PROBLEM REQUIREMENTS :: In the listing below, locate the lines that hold the string "xlabel". Copy those lines.

DATA TO PROCESS ::
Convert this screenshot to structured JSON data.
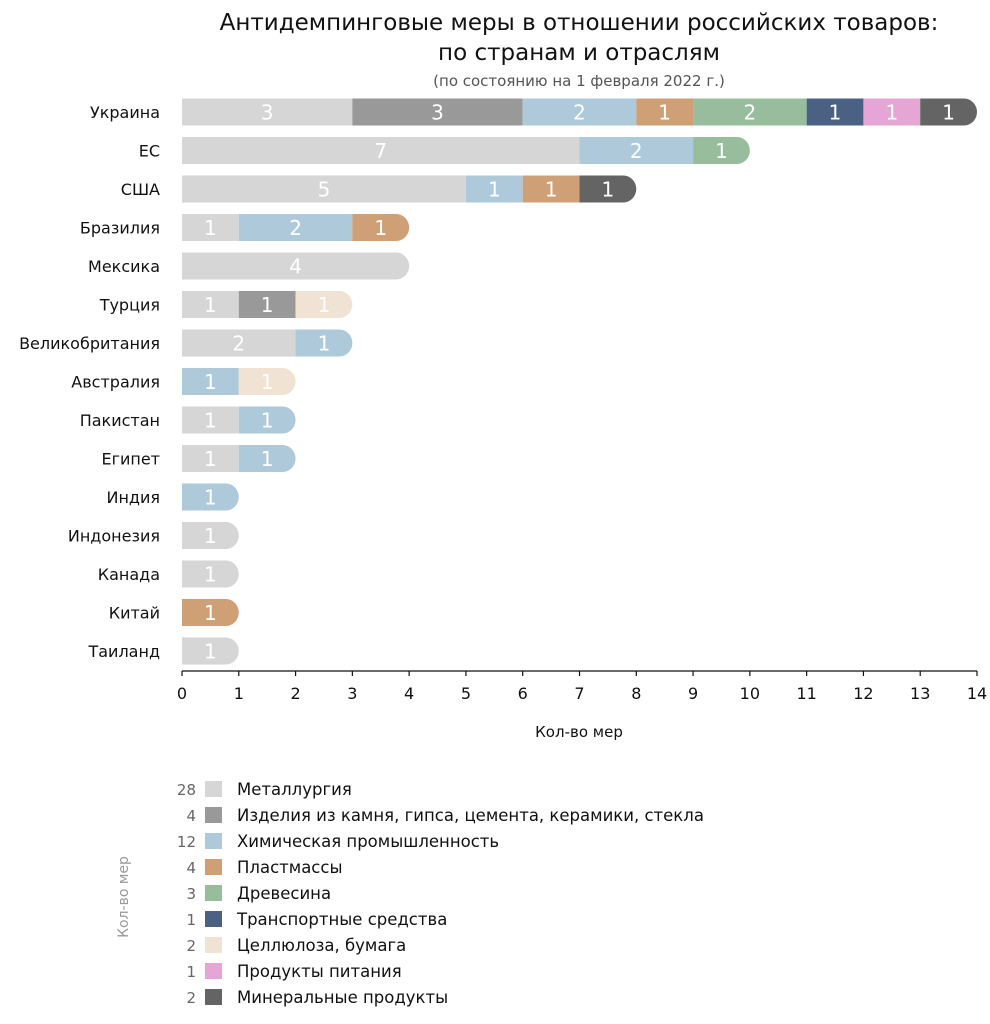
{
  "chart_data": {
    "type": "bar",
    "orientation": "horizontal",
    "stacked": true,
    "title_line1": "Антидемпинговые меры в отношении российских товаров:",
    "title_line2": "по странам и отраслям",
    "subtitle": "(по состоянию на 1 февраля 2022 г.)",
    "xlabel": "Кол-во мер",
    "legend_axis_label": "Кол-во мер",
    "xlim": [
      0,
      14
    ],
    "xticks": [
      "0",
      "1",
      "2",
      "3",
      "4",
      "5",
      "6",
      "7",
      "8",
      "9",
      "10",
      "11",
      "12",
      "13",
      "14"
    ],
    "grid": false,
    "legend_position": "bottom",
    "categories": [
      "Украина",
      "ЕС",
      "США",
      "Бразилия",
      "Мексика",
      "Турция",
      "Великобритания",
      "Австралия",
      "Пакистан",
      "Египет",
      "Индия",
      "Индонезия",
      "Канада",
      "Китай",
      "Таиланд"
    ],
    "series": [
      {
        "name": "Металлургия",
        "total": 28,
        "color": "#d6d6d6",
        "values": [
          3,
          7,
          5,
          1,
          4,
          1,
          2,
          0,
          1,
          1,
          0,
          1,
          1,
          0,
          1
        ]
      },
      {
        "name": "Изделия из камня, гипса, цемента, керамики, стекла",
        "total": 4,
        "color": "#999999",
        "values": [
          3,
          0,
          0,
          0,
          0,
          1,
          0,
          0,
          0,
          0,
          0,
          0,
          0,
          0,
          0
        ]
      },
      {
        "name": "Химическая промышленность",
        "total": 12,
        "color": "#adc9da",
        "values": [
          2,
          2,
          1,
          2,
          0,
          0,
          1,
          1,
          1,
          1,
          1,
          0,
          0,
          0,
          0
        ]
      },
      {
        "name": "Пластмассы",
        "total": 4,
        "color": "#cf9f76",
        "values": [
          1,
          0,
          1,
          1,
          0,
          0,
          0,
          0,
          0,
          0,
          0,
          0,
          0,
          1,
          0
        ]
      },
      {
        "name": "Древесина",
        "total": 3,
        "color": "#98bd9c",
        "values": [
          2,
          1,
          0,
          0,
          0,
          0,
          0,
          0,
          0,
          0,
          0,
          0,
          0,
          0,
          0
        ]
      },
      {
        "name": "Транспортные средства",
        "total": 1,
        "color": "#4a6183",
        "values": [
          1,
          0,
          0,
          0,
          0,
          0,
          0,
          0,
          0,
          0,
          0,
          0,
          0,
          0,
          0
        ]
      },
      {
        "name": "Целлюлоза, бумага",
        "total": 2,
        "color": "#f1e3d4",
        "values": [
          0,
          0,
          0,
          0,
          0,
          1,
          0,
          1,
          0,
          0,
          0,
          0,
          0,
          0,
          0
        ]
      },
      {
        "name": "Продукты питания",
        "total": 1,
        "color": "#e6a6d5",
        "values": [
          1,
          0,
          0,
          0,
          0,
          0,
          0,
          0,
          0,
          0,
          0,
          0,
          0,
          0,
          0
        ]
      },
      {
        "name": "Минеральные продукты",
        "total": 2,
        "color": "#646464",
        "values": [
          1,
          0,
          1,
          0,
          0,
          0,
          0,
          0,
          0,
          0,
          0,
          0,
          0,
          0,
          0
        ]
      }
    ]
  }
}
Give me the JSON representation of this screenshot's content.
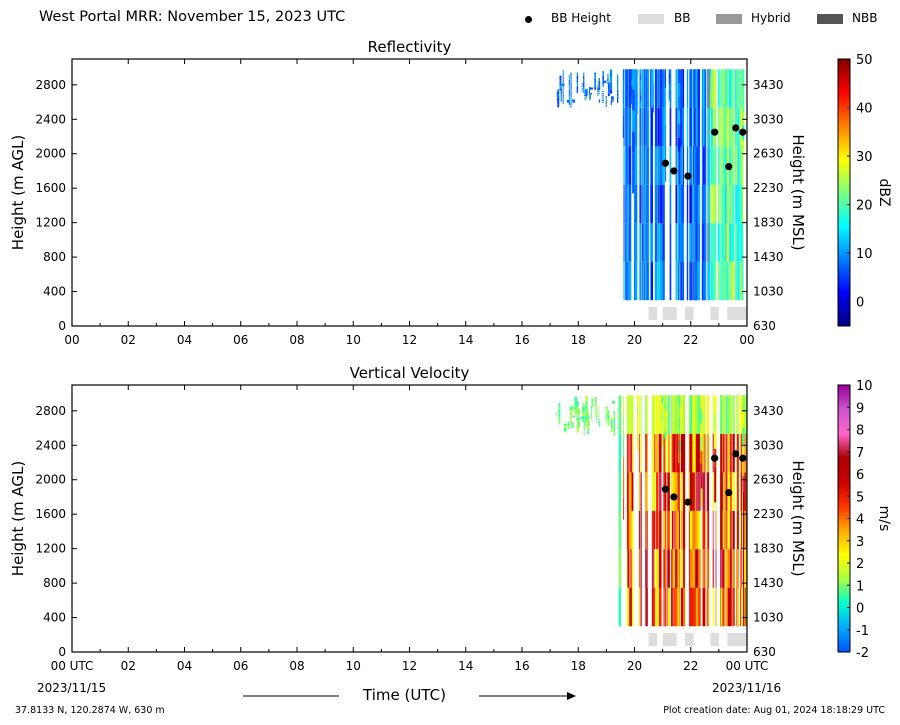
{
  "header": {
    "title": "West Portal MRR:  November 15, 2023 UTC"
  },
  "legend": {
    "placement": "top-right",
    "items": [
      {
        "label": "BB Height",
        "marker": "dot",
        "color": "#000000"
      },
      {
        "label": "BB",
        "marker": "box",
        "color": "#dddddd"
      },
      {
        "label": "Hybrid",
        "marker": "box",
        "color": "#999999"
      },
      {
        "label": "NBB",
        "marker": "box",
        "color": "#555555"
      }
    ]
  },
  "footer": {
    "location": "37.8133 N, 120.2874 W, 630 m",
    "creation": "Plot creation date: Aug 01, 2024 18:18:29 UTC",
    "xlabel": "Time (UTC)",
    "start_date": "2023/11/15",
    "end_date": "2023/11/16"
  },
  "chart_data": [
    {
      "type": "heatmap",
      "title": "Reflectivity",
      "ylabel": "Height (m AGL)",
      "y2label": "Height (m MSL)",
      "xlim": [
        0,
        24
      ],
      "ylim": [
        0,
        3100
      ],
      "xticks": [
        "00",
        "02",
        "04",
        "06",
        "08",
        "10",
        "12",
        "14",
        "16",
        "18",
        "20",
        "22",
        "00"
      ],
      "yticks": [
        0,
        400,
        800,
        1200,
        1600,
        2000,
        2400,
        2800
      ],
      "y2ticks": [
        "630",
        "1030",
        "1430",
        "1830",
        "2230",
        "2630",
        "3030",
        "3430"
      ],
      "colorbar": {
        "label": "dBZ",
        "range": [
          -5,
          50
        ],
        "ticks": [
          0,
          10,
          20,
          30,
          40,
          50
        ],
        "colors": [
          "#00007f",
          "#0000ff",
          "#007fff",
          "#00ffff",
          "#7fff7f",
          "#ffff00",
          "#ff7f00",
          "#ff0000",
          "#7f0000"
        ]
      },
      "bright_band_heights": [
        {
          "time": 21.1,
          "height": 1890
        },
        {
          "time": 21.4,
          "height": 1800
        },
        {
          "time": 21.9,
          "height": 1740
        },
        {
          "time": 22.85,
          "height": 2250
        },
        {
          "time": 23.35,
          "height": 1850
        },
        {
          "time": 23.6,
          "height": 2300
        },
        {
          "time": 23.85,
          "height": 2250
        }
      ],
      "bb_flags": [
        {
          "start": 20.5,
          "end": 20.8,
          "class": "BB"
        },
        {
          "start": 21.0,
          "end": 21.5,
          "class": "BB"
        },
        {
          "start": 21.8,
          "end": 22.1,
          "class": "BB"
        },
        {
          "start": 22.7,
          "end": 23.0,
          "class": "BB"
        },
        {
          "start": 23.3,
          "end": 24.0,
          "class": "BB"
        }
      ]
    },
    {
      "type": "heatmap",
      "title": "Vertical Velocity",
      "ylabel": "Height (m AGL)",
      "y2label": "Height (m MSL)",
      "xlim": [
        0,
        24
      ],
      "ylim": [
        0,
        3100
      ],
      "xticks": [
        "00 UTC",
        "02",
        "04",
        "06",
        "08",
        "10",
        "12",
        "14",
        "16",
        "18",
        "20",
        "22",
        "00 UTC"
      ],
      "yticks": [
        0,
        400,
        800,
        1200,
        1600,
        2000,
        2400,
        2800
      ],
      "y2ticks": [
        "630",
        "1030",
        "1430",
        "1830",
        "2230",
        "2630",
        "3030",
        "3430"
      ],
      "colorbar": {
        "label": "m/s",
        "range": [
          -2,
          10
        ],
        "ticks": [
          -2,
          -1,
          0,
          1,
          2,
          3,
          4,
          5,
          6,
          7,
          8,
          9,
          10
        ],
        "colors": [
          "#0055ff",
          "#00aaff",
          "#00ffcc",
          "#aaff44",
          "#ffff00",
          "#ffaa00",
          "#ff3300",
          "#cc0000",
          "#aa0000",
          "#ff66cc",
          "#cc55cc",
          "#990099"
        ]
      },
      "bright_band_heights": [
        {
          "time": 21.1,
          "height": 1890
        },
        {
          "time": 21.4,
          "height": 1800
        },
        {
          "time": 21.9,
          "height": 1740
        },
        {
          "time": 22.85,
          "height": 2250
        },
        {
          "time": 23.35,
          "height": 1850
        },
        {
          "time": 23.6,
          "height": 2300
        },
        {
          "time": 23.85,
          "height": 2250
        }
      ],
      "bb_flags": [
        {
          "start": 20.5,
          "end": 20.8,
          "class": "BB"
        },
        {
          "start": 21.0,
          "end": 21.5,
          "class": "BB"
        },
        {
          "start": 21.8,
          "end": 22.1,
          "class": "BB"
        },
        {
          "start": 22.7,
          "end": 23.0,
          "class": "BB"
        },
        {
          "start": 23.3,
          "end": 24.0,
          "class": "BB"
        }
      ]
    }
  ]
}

...

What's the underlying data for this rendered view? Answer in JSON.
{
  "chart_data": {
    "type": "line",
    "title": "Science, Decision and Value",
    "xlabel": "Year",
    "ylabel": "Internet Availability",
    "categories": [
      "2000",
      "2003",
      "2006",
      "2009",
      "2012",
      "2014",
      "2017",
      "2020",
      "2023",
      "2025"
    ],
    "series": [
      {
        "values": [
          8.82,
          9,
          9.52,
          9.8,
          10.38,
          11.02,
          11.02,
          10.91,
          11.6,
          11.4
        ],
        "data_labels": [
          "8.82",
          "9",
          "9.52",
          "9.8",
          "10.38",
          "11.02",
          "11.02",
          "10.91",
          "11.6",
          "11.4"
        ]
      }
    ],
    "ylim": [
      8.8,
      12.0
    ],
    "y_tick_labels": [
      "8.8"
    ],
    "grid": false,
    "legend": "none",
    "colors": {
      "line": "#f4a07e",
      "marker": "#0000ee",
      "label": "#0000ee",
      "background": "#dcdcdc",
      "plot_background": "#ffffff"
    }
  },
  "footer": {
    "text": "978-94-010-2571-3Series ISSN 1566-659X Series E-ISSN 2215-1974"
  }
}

==

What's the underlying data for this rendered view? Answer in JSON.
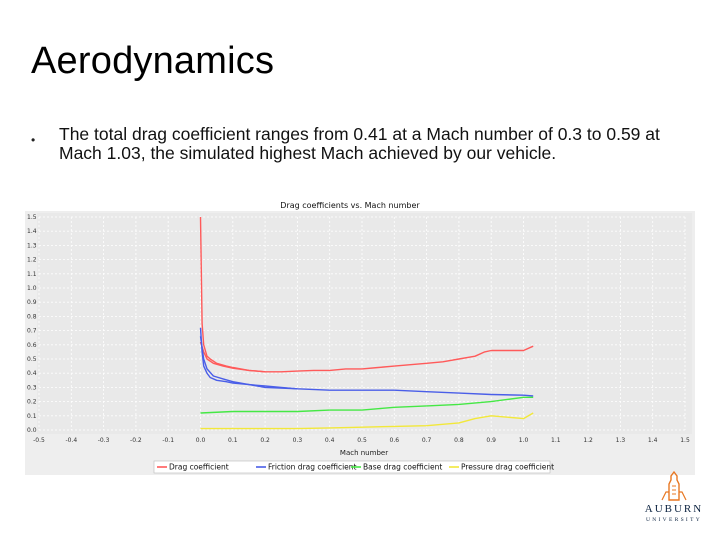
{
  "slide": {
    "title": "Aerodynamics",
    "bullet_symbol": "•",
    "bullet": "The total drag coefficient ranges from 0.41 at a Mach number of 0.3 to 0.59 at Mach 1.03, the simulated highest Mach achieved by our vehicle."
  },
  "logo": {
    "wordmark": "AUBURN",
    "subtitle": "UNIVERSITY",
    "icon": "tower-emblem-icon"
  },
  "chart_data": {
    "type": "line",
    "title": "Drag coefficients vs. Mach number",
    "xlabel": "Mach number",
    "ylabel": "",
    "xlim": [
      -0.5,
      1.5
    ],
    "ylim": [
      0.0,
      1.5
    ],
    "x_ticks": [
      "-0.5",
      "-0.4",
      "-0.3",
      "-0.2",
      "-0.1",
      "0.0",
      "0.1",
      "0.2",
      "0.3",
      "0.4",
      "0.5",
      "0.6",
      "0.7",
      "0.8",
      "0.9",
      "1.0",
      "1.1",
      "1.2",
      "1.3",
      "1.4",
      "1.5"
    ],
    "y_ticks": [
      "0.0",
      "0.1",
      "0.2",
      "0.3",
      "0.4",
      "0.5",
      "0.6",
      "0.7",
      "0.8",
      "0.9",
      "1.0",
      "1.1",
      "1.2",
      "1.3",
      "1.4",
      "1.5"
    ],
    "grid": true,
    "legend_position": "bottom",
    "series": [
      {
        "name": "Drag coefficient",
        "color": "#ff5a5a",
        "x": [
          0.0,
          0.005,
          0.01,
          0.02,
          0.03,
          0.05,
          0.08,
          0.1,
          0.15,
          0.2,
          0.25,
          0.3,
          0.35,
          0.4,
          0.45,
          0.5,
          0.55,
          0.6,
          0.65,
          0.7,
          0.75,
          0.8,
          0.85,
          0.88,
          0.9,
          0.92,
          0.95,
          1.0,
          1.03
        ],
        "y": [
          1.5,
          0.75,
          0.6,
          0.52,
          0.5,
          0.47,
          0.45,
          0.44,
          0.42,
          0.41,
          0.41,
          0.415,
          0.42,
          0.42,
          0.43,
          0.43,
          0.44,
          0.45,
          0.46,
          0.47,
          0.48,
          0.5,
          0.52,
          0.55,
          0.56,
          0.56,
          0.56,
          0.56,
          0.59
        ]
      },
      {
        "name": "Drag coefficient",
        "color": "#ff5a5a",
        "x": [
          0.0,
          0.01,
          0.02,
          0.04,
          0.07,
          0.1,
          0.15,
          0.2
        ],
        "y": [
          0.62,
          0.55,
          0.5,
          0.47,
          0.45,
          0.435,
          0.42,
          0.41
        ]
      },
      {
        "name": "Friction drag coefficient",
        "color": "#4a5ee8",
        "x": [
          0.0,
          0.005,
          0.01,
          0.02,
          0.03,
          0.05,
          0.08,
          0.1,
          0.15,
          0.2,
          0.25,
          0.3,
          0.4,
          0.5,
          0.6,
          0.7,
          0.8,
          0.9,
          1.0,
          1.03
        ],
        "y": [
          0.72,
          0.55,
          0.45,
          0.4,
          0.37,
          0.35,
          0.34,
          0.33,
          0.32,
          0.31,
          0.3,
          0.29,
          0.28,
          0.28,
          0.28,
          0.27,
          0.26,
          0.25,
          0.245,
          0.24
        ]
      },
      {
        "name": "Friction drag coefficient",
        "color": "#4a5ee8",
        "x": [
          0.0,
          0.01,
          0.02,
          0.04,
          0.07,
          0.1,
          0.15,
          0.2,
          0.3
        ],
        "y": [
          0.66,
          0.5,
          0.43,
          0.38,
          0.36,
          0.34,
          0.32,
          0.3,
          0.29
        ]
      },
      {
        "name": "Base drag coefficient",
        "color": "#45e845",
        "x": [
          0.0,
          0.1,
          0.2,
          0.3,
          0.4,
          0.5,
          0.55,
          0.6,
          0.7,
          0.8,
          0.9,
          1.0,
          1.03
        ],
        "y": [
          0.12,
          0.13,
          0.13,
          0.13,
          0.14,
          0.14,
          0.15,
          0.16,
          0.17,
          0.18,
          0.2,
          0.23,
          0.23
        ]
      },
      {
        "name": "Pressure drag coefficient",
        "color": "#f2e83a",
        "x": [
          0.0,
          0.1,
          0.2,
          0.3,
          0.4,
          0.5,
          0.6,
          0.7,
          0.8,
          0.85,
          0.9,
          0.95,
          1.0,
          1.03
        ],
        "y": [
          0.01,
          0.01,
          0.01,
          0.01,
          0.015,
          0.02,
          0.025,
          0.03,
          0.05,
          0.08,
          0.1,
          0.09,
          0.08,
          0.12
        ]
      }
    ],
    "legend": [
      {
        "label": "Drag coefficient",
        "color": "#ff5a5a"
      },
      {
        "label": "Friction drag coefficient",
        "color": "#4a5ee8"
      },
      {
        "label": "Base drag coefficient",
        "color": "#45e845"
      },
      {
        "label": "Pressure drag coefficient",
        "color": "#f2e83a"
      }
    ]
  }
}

EXPECTED ANSWER ::
    "xlabel": "Кол-во мер",
    "xlabel": "Time (UTC)",
    "xlabel": "Year",
    "xlabel": "Mach number",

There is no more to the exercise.